- 作業内容 -
A. NECの光トランシーバに関する本文では、80kmの長距離伝送に対応するために何dBのリンクバジェットを実現したとされていますか。
B. NECの光トランシーバに関する本文を、最後の文の後から書き継いでください。

- 掲載本文 -
#####

NECは,25Gb/s伝送用の光トランシーバのラインナップを拡大し,80km伝送が可能な「25G SFP28 80km BiDi」の販売を開始した(ニュースリリース)。出荷開始は,25年11月末を予定。
近年,モバイルネットワークのトラフィック増大やデータセンター間の広域接続需要の高まりから,より高速かつ広帯域による大容量通信インフラの需要が高まっている。
しかし,既存の10Gb/s光トランシーバでは通信容量が不足し,一方100Gb/s級の高価格な機器やコヒーレント光通信技術を導入するには,導入コストや運用面での課題があった。また,地方エリアや広範囲なエリアを持つ企業等では,長距離伝送のために新たな光ファイバの敷設や運用費用も課題となっていた。
今回,高出力レーザーと高感度受信器の組み合わせにより,80kmの長距離伝送に対応するリンクバジェット30dBを実現した。さらにファイバ損失の大きい区間やダークファイバを活用した大規模なネットワーク構築にも適応し,広域通信の信頼性向上を実現するという。

#####

- コレクションから抽出したエントリ -
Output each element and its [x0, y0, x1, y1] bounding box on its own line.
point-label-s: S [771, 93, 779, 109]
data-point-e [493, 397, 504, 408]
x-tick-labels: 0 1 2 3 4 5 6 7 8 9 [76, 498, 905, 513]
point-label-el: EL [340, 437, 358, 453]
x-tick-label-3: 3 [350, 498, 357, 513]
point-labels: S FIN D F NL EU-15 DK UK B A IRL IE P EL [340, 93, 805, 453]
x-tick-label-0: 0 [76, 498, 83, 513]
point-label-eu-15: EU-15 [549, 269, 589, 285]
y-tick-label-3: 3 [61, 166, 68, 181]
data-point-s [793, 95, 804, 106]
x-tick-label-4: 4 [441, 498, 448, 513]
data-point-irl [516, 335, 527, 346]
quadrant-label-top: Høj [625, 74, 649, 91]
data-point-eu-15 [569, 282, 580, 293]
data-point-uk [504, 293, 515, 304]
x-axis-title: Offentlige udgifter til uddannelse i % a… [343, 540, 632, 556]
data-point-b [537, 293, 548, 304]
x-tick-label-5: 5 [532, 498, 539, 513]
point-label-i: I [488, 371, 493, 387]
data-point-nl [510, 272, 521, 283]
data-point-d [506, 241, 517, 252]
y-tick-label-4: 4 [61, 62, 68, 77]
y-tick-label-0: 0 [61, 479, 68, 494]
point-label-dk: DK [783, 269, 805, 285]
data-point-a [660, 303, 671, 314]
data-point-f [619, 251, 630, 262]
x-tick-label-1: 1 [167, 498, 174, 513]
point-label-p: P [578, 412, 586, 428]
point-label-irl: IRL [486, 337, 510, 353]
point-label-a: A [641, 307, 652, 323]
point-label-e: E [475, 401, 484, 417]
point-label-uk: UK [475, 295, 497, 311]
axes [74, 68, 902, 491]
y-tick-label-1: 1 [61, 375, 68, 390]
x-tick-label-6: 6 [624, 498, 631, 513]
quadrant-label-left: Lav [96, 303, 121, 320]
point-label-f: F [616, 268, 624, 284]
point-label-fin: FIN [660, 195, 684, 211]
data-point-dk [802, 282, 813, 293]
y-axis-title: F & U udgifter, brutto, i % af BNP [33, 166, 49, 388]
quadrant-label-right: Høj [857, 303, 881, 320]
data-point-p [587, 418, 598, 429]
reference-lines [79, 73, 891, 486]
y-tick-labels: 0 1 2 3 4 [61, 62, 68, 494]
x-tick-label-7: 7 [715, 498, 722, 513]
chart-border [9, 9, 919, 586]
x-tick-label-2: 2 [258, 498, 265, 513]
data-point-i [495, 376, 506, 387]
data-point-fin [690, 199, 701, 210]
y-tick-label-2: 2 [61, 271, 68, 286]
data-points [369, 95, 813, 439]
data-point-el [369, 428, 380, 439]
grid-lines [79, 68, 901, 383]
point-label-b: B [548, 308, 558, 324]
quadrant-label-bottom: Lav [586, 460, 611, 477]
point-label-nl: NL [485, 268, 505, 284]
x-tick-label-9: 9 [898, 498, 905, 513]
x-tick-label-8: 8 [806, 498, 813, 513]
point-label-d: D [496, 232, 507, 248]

#####

- 回答一覧 -
A. リンクバジェット30dBを実現したとされています。

B.
また,上り/下りでそれぞれ異なる波長を用いるWDM(波長分割多重)方式の一心双方向伝送により,一本の光ファイバで双方向通信が可能であり,ファイバ本数とコストを大幅に抑制する。従来の40kmまでの製品において長延化に必要となった追加の中継機器が不要となり,インフラ工事など運用面での負担も大幅に軽減されるとしている。
さらに,産業用温度条件(-40~+85℃)において2.5W以下の省電力設計を実現した。これは光半導体増幅器を用いる従来品に比べ約20%の低減であり,業界最高水準。また,標準的なSFPポートにそのまま搭載することが可能なため,既存設備を生かしたスムーズな導入が可能だという。